Transcribe the records below exactly, leaving out any pictures.
►
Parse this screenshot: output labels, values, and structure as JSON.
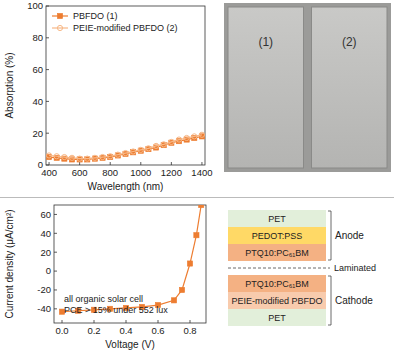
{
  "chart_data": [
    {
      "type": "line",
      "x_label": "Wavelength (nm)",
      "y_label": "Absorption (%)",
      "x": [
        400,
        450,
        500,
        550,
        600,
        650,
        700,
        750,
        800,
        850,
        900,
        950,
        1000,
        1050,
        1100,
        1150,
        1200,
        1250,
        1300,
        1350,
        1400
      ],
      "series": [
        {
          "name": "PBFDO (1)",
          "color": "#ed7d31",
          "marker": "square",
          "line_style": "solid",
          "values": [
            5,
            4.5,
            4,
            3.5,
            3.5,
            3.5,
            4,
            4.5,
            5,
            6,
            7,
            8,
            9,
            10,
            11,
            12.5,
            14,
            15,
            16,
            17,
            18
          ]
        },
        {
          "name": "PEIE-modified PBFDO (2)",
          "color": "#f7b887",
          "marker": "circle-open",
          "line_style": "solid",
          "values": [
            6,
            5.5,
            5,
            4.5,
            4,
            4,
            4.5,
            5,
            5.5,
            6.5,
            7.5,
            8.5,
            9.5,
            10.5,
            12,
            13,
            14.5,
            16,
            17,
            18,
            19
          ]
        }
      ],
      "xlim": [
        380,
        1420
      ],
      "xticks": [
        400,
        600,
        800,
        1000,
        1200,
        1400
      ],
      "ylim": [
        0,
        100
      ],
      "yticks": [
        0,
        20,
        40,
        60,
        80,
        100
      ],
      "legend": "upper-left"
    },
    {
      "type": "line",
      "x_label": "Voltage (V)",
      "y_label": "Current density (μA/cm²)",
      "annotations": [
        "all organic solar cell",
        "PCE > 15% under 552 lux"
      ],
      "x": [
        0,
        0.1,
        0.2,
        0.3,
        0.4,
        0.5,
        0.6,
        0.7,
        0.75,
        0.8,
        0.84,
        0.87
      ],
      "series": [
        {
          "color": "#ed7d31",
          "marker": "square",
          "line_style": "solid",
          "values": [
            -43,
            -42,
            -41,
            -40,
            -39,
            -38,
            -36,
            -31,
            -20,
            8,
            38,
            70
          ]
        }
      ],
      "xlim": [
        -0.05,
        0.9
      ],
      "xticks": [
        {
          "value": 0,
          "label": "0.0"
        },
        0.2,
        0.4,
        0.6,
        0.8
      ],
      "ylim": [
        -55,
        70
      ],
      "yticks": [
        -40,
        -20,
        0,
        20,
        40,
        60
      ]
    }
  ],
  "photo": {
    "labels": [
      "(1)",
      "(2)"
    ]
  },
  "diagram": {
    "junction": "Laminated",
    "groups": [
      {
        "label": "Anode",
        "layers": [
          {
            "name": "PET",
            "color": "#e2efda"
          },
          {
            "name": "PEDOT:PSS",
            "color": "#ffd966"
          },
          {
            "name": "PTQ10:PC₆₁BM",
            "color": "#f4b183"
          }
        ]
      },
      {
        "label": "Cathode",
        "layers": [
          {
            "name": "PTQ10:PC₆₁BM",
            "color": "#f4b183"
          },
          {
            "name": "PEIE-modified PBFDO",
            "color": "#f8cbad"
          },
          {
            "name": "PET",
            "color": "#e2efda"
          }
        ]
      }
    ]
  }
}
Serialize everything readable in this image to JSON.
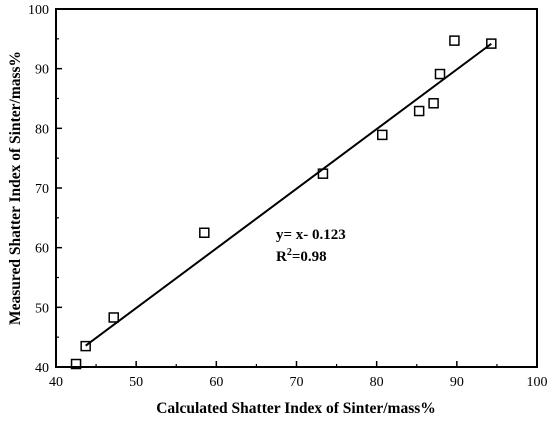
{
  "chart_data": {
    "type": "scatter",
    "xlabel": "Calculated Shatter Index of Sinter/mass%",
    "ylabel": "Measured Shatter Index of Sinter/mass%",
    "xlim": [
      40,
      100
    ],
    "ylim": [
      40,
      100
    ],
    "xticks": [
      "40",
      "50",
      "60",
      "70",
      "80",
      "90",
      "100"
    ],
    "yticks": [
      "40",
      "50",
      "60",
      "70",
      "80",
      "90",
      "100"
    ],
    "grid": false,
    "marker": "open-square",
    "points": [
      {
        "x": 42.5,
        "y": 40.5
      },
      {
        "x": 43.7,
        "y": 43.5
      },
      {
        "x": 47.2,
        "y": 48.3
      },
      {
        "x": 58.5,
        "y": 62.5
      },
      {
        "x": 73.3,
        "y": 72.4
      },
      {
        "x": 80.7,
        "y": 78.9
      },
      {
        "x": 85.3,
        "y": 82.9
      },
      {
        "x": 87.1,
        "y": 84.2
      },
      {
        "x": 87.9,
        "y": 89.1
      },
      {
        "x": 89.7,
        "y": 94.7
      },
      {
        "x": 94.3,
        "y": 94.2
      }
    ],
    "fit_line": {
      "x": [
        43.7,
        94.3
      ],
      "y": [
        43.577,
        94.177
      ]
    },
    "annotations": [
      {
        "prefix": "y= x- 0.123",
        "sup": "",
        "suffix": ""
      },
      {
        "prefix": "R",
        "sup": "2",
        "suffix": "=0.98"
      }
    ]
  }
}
◄
- _Right answer_:
Parse this screenshot: output labels, values, and structure as JSON.
{
  "chart_data": [
    {
      "type": "line",
      "x_label": "Wavelength (nm)",
      "y_label": "Absorption (%)",
      "x": [
        400,
        450,
        500,
        550,
        600,
        650,
        700,
        750,
        800,
        850,
        900,
        950,
        1000,
        1050,
        1100,
        1150,
        1200,
        1250,
        1300,
        1350,
        1400
      ],
      "series": [
        {
          "name": "PBFDO (1)",
          "color": "#ed7d31",
          "marker": "square",
          "line_style": "solid",
          "values": [
            5,
            4.5,
            4,
            3.5,
            3.5,
            3.5,
            4,
            4.5,
            5,
            6,
            7,
            8,
            9,
            10,
            11,
            12.5,
            14,
            15,
            16,
            17,
            18
          ]
        },
        {
          "name": "PEIE-modified PBFDO (2)",
          "color": "#f7b887",
          "marker": "circle-open",
          "line_style": "solid",
          "values": [
            6,
            5.5,
            5,
            4.5,
            4,
            4,
            4.5,
            5,
            5.5,
            6.5,
            7.5,
            8.5,
            9.5,
            10.5,
            12,
            13,
            14.5,
            16,
            17,
            18,
            19
          ]
        }
      ],
      "xlim": [
        380,
        1420
      ],
      "xticks": [
        400,
        600,
        800,
        1000,
        1200,
        1400
      ],
      "ylim": [
        0,
        100
      ],
      "yticks": [
        0,
        20,
        40,
        60,
        80,
        100
      ],
      "legend": "upper-left"
    },
    {
      "type": "line",
      "x_label": "Voltage (V)",
      "y_label": "Current density (μA/cm²)",
      "annotations": [
        "all organic solar cell",
        "PCE > 15% under 552 lux"
      ],
      "x": [
        0,
        0.1,
        0.2,
        0.3,
        0.4,
        0.5,
        0.6,
        0.7,
        0.75,
        0.8,
        0.84,
        0.87
      ],
      "series": [
        {
          "color": "#ed7d31",
          "marker": "square",
          "line_style": "solid",
          "values": [
            -43,
            -42,
            -41,
            -40,
            -39,
            -38,
            -36,
            -31,
            -20,
            8,
            38,
            70
          ]
        }
      ],
      "xlim": [
        -0.05,
        0.9
      ],
      "xticks": [
        {
          "value": 0,
          "label": "0.0"
        },
        0.2,
        0.4,
        0.6,
        0.8
      ],
      "ylim": [
        -55,
        70
      ],
      "yticks": [
        -40,
        -20,
        0,
        20,
        40,
        60
      ]
    }
  ],
  "photo": {
    "labels": [
      "(1)",
      "(2)"
    ]
  },
  "diagram": {
    "junction": "Laminated",
    "groups": [
      {
        "label": "Anode",
        "layers": [
          {
            "name": "PET",
            "color": "#e2efda"
          },
          {
            "name": "PEDOT:PSS",
            "color": "#ffd966"
          },
          {
            "name": "PTQ10:PC₆₁BM",
            "color": "#f4b183"
          }
        ]
      },
      {
        "label": "Cathode",
        "layers": [
          {
            "name": "PTQ10:PC₆₁BM",
            "color": "#f4b183"
          },
          {
            "name": "PEIE-modified PBFDO",
            "color": "#f8cbad"
          },
          {
            "name": "PET",
            "color": "#e2efda"
          }
        ]
      }
    ]
  }
}
Serialize everything readable in this image to JSON.
{
  "chart_data": {
    "type": "scatter",
    "xlabel": "Calculated Shatter Index of Sinter/mass%",
    "ylabel": "Measured Shatter Index of Sinter/mass%",
    "xlim": [
      40,
      100
    ],
    "ylim": [
      40,
      100
    ],
    "xticks": [
      "40",
      "50",
      "60",
      "70",
      "80",
      "90",
      "100"
    ],
    "yticks": [
      "40",
      "50",
      "60",
      "70",
      "80",
      "90",
      "100"
    ],
    "grid": false,
    "marker": "open-square",
    "points": [
      {
        "x": 42.5,
        "y": 40.5
      },
      {
        "x": 43.7,
        "y": 43.5
      },
      {
        "x": 47.2,
        "y": 48.3
      },
      {
        "x": 58.5,
        "y": 62.5
      },
      {
        "x": 73.3,
        "y": 72.4
      },
      {
        "x": 80.7,
        "y": 78.9
      },
      {
        "x": 85.3,
        "y": 82.9
      },
      {
        "x": 87.1,
        "y": 84.2
      },
      {
        "x": 87.9,
        "y": 89.1
      },
      {
        "x": 89.7,
        "y": 94.7
      },
      {
        "x": 94.3,
        "y": 94.2
      }
    ],
    "fit_line": {
      "x": [
        43.7,
        94.3
      ],
      "y": [
        43.577,
        94.177
      ]
    },
    "annotations": [
      {
        "prefix": "y= x- 0.123",
        "sup": "",
        "suffix": ""
      },
      {
        "prefix": "R",
        "sup": "2",
        "suffix": "=0.98"
      }
    ]
  }
}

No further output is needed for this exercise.